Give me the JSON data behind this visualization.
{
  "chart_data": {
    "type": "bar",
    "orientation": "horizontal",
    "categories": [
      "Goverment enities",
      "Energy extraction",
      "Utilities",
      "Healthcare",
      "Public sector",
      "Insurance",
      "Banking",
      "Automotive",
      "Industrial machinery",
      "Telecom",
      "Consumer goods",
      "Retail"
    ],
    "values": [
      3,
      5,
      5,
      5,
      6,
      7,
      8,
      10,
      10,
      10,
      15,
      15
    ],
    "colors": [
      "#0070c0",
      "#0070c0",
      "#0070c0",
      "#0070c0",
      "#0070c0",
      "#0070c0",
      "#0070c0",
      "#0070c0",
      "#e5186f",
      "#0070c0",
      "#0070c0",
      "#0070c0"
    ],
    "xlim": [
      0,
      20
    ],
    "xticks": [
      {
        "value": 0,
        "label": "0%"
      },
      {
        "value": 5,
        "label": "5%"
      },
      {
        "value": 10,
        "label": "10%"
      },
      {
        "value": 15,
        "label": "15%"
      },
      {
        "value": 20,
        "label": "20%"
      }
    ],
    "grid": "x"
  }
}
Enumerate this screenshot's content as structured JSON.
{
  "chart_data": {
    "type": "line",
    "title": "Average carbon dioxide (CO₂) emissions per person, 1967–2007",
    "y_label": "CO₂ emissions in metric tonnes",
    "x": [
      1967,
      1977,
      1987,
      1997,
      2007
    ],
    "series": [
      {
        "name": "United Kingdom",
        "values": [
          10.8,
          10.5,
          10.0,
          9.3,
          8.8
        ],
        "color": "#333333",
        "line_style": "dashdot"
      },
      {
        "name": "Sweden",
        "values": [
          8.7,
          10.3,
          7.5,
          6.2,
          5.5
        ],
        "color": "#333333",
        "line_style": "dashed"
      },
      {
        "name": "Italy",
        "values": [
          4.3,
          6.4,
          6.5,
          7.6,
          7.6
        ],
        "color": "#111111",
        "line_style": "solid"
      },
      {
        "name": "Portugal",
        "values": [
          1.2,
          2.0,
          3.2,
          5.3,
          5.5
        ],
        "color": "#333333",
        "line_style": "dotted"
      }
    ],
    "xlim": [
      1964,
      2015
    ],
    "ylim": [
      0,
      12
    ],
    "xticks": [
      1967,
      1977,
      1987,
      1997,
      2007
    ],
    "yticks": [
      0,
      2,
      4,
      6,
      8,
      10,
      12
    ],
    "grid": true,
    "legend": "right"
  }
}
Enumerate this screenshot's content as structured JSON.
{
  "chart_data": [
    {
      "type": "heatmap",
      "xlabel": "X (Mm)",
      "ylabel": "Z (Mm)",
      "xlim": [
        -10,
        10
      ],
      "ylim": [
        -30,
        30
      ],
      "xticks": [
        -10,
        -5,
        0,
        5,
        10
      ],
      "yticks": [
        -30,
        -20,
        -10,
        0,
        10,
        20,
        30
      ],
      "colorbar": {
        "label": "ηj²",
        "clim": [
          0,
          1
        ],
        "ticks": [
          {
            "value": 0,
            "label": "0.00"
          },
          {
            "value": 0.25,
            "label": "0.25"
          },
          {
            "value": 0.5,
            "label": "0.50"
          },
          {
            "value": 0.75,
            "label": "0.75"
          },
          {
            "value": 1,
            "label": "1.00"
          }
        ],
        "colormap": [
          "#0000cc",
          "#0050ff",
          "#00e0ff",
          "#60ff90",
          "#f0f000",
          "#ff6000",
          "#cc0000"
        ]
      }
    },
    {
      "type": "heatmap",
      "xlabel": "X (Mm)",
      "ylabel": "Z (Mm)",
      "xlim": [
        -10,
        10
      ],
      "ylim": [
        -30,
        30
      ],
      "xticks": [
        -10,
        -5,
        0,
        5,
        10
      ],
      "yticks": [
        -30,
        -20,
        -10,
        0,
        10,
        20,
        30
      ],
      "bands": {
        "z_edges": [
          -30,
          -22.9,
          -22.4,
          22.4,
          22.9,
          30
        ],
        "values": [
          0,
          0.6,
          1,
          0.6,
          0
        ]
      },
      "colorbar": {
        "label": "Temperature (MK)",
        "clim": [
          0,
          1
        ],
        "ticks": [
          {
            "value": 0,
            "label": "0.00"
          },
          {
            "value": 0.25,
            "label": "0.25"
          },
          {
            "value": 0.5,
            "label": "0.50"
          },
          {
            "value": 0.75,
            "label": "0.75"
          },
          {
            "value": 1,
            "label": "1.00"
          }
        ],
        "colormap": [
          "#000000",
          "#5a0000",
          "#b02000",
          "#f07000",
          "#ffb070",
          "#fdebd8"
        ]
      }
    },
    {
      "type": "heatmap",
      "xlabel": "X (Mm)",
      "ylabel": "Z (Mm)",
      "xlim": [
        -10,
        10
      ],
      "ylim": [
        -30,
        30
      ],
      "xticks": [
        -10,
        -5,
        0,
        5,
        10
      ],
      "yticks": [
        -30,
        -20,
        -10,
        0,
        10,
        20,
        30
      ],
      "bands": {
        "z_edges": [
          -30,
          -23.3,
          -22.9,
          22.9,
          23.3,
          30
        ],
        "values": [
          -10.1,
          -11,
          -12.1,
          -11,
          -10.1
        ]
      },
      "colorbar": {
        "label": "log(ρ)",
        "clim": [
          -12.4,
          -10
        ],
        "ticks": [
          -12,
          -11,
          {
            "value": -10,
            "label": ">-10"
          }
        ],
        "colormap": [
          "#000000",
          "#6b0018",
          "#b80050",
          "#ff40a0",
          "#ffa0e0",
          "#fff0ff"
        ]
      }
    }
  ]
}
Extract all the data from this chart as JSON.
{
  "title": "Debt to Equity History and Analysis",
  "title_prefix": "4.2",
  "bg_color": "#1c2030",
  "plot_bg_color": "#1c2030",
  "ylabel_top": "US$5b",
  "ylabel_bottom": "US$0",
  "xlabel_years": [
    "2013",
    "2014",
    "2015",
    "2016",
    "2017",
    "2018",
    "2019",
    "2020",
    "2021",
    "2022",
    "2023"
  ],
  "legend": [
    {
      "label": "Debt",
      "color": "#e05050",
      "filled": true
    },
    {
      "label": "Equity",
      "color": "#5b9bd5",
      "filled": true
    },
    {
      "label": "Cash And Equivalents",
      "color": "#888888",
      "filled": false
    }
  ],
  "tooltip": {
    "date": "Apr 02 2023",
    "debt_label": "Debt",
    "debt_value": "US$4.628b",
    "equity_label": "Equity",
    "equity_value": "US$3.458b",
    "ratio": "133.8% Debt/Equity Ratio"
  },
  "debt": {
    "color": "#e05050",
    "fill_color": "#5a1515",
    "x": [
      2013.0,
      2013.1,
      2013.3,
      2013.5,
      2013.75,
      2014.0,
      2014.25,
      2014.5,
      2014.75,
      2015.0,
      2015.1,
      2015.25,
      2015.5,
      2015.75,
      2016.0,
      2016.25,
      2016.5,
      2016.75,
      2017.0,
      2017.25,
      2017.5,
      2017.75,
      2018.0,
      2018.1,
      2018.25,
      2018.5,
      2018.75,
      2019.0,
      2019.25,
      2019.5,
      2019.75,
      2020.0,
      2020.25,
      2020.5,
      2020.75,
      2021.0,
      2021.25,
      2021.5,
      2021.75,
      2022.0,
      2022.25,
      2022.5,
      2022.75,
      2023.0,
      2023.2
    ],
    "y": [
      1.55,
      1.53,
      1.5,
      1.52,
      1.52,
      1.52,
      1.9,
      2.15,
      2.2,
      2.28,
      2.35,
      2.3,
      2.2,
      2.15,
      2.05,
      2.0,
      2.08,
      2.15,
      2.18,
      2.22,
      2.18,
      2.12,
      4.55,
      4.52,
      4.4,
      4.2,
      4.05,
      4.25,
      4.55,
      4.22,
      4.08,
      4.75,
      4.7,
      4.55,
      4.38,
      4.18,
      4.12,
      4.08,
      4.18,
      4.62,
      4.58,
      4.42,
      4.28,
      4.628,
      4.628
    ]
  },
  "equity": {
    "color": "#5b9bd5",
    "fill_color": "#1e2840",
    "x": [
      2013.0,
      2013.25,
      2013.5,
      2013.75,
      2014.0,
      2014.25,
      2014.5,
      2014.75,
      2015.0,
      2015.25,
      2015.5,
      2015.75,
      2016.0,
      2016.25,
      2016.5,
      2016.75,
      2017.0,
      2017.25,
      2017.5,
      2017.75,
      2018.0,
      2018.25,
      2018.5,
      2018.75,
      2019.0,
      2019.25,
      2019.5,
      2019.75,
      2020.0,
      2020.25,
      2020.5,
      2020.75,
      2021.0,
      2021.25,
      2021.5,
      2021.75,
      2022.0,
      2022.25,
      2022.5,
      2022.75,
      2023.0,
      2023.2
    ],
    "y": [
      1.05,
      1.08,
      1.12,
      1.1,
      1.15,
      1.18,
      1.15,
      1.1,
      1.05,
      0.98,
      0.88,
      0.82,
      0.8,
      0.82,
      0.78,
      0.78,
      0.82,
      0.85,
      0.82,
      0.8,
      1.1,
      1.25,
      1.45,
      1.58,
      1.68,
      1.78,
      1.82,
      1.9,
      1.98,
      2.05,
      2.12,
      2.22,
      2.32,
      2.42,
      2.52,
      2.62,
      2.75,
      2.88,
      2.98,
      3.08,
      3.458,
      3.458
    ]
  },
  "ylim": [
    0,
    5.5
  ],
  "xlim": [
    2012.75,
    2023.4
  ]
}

# # # # #

What the exercise asks: Report how many lines contain "emissions". Give nothing but the number.

The result: 2